▸ Dataset items
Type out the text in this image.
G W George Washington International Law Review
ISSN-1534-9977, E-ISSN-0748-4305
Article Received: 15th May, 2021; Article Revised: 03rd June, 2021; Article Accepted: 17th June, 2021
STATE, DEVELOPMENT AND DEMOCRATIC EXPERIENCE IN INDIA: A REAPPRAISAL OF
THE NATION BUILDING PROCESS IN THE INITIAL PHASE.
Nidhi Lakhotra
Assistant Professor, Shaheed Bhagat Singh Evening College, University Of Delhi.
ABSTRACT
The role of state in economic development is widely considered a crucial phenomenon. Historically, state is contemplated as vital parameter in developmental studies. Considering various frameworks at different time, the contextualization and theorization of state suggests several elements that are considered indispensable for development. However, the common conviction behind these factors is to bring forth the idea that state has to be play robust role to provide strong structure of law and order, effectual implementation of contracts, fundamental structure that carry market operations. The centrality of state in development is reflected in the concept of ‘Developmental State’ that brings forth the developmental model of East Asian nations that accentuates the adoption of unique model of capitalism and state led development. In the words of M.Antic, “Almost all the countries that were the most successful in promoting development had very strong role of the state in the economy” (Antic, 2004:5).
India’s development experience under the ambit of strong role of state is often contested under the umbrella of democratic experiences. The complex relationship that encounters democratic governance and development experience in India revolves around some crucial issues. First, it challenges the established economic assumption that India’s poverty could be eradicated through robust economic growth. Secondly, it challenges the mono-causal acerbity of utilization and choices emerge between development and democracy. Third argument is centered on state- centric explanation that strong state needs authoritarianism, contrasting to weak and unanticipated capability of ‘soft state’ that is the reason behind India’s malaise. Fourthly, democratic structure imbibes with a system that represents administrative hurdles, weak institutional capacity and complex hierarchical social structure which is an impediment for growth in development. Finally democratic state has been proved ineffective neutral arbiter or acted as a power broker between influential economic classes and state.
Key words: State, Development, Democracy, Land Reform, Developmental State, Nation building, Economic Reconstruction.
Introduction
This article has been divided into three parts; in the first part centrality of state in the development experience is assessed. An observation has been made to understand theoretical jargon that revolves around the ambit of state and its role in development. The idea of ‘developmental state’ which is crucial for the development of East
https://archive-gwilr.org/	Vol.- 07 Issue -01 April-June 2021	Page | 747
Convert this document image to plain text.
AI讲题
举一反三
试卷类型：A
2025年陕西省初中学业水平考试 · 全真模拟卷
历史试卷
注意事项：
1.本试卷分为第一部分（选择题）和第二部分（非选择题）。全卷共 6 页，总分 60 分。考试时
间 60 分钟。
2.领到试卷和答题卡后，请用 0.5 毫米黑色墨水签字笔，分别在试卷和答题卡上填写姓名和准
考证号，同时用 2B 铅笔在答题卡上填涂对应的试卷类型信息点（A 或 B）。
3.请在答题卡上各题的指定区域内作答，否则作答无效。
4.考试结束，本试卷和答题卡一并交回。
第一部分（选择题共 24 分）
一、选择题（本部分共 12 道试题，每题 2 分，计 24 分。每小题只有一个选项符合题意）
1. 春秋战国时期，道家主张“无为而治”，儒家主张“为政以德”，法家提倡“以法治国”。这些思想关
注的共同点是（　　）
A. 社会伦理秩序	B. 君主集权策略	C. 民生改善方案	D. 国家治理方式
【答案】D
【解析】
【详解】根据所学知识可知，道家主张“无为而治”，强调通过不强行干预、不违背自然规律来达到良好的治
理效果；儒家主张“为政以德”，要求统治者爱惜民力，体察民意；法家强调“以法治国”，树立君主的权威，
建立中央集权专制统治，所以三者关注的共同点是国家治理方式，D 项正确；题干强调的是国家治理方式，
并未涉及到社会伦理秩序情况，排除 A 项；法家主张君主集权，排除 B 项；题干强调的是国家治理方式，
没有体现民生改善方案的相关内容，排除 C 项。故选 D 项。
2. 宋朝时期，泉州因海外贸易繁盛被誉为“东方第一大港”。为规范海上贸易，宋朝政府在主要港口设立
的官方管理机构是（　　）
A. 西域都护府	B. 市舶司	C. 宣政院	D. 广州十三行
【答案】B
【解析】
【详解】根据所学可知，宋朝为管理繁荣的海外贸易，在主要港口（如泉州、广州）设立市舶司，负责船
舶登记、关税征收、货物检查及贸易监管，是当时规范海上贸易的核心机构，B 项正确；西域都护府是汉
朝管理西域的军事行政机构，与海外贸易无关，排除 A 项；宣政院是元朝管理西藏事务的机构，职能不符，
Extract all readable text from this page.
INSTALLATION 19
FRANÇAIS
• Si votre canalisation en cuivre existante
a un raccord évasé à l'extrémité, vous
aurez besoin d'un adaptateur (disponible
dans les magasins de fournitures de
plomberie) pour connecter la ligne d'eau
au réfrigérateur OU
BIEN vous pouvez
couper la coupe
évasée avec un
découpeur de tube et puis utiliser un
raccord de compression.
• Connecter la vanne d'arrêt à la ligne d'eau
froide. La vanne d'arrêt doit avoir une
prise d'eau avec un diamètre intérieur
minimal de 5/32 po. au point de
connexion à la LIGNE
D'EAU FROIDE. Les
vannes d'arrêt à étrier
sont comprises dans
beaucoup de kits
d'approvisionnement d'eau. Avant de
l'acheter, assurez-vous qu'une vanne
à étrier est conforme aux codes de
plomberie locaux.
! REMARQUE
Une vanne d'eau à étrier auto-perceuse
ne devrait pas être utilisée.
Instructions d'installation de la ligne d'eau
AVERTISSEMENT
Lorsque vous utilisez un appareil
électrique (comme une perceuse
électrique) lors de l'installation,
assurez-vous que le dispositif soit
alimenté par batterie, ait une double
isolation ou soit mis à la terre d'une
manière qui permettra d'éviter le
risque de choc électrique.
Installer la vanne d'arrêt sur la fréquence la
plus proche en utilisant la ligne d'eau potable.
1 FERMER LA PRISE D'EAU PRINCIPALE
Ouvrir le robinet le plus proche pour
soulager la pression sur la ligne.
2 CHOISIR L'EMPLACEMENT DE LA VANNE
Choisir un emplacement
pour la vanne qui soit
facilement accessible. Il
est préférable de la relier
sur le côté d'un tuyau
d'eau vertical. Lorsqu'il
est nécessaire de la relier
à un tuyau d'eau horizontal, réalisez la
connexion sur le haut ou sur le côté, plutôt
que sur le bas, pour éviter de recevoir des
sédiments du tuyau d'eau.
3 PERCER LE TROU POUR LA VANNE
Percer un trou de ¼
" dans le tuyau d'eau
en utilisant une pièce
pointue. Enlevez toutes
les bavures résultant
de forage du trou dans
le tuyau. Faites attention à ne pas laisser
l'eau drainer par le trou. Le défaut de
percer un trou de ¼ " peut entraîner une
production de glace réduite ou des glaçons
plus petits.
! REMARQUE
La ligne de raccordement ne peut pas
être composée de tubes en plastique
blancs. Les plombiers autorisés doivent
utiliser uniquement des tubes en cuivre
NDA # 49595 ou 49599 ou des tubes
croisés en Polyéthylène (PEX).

▸ Instructions for the task
Search the records for the word "arrêt" and copy every line where it occurs.

▸ Worked solution
• Connecter la vanne d'arrêt à la ligne d'eau
froide. La vanne d'arrêt doit avoir une
vannes d'arrêt à étrier
Installer la vanne d'arrêt sur la fréquence la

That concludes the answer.